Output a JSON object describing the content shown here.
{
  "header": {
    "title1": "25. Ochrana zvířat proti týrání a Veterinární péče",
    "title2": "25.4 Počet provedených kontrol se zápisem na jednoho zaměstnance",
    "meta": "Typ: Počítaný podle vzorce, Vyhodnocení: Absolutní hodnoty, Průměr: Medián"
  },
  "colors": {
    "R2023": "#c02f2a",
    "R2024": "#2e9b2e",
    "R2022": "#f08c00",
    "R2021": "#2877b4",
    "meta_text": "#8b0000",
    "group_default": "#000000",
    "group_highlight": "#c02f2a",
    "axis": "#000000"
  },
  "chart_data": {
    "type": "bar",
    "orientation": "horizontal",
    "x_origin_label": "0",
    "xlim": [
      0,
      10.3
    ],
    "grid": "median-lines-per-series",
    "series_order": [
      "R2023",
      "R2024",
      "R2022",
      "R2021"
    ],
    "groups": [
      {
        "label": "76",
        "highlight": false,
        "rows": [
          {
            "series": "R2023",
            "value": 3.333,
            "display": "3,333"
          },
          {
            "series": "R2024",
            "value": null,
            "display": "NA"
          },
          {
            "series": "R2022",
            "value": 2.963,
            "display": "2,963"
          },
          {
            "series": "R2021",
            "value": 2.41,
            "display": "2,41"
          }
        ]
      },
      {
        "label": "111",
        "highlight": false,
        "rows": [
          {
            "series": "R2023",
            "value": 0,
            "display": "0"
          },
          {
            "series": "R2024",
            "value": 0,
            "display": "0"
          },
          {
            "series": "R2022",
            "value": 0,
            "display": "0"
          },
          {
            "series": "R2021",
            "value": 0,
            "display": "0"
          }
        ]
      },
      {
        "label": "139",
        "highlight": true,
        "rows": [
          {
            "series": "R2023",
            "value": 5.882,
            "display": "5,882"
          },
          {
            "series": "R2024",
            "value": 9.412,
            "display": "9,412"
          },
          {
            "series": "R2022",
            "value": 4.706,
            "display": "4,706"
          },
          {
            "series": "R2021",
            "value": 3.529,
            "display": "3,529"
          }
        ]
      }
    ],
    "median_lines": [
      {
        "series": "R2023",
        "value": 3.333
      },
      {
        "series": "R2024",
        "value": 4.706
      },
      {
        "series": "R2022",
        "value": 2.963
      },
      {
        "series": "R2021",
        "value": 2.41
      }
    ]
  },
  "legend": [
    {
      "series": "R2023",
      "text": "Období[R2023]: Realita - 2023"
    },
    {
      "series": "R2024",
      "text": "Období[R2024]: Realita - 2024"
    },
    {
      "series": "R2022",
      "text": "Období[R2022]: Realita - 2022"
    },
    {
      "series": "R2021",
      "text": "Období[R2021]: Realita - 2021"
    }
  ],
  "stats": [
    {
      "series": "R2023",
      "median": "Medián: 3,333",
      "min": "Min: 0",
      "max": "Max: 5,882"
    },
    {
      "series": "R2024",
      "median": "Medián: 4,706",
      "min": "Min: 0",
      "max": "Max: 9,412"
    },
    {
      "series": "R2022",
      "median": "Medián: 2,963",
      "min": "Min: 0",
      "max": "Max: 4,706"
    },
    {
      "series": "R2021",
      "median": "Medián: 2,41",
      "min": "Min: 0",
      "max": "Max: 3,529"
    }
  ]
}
==
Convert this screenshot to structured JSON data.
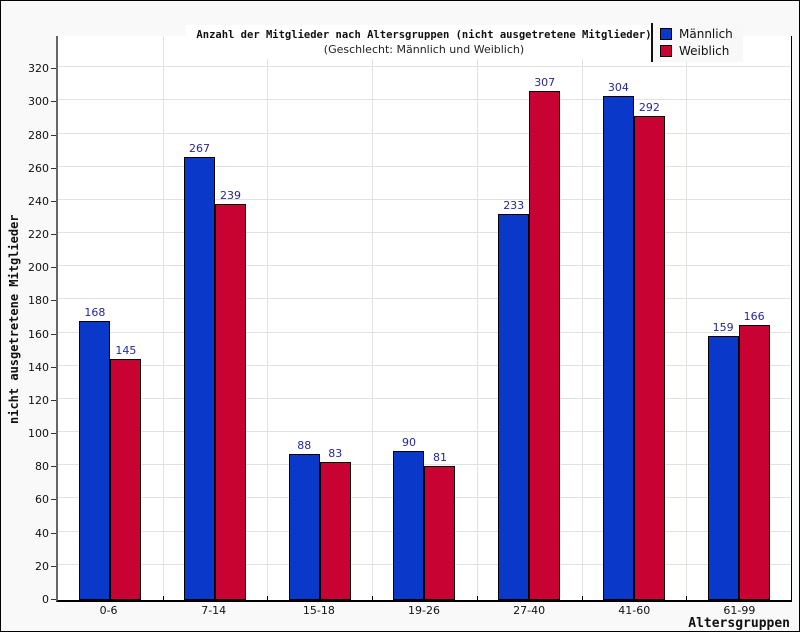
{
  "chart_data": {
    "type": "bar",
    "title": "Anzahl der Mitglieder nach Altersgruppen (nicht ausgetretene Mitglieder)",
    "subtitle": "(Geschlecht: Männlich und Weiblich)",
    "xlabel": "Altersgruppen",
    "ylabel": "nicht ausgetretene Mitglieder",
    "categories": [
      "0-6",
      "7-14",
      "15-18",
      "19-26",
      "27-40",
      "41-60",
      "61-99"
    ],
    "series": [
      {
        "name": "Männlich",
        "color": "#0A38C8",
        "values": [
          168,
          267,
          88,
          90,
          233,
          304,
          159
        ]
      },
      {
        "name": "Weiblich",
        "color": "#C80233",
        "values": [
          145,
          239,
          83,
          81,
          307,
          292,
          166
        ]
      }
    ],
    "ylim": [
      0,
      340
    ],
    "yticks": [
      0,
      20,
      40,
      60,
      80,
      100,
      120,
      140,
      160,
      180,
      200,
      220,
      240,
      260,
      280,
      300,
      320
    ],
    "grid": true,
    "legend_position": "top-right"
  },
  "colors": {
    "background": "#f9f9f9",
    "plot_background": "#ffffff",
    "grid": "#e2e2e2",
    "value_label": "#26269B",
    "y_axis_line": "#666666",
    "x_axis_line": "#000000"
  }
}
...
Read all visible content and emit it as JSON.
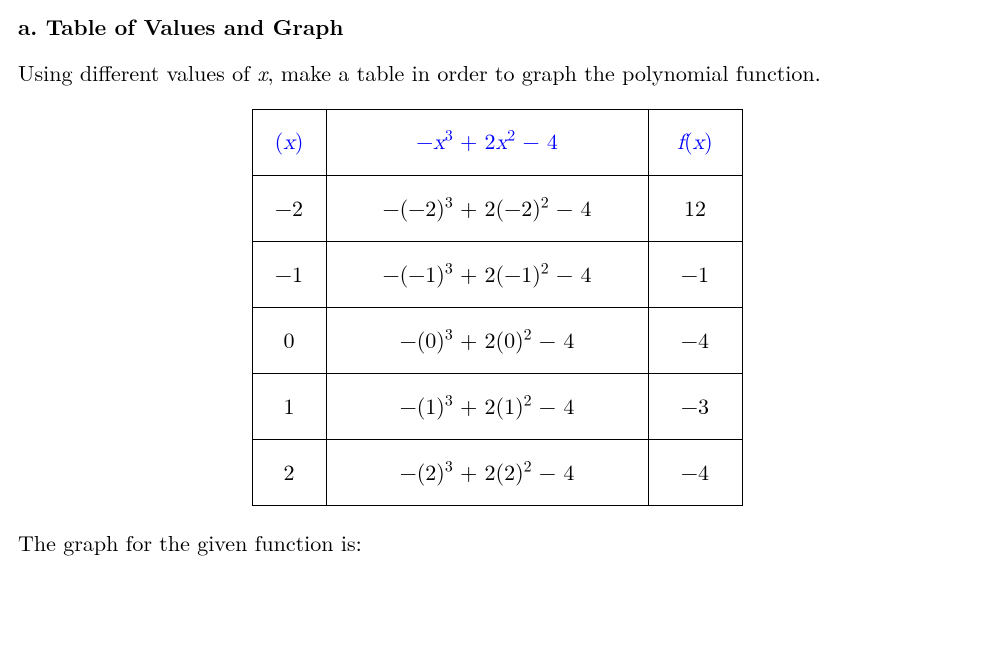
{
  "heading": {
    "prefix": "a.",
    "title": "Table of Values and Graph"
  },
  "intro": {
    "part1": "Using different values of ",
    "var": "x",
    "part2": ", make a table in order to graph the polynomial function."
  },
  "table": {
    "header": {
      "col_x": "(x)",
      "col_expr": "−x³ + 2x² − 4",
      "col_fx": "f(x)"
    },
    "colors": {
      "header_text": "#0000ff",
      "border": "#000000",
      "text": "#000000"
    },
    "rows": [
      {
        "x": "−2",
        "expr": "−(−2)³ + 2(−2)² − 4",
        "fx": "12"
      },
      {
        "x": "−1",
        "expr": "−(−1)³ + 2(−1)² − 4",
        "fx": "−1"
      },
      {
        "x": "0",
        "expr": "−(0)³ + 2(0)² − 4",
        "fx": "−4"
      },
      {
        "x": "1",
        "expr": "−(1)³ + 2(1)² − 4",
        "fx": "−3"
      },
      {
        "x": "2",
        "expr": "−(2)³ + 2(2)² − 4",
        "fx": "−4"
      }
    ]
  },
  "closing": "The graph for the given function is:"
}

What you will do
Using the records above, copy each line that contains "ausgetretene".

Problem solution
    "title": "Anzahl der Mitglieder nach Altersgruppen (nicht ausgetretene Mitglieder)",
    "ylabel": "nicht ausgetretene Mitglieder",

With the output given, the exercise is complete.